* **Entries shown**:

______________________________

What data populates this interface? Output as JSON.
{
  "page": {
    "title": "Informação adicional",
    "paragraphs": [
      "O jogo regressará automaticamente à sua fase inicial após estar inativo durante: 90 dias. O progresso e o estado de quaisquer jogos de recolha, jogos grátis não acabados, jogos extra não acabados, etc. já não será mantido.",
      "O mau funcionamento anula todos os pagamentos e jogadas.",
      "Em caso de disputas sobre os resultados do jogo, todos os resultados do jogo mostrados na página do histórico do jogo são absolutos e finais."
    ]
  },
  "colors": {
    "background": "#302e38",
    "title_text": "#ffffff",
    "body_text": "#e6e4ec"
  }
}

______________________________

* **Your objective**: Go through the listing and copy all of it exactly.

* **Reply**:
What data populates this interface? Output as JSON.
{
  "page": {
    "title": "Informação adicional",
    "paragraphs": [
      "O jogo regressará automaticamente à sua fase inicial após estar inativo durante: 90 dias. O progresso e o estado de quaisquer jogos de recolha, jogos grátis não acabados, jogos extra não acabados, etc. já não será mantido.",
      "O mau funcionamento anula todos os pagamentos e jogadas.",
      "Em caso de disputas sobre os resultados do jogo, todos os resultados do jogo mostrados na página do histórico do jogo são absolutos e finais."
    ]
  },
  "colors": {
    "background": "#302e38",
    "title_text": "#ffffff",
    "body_text": "#e6e4ec"
  }
}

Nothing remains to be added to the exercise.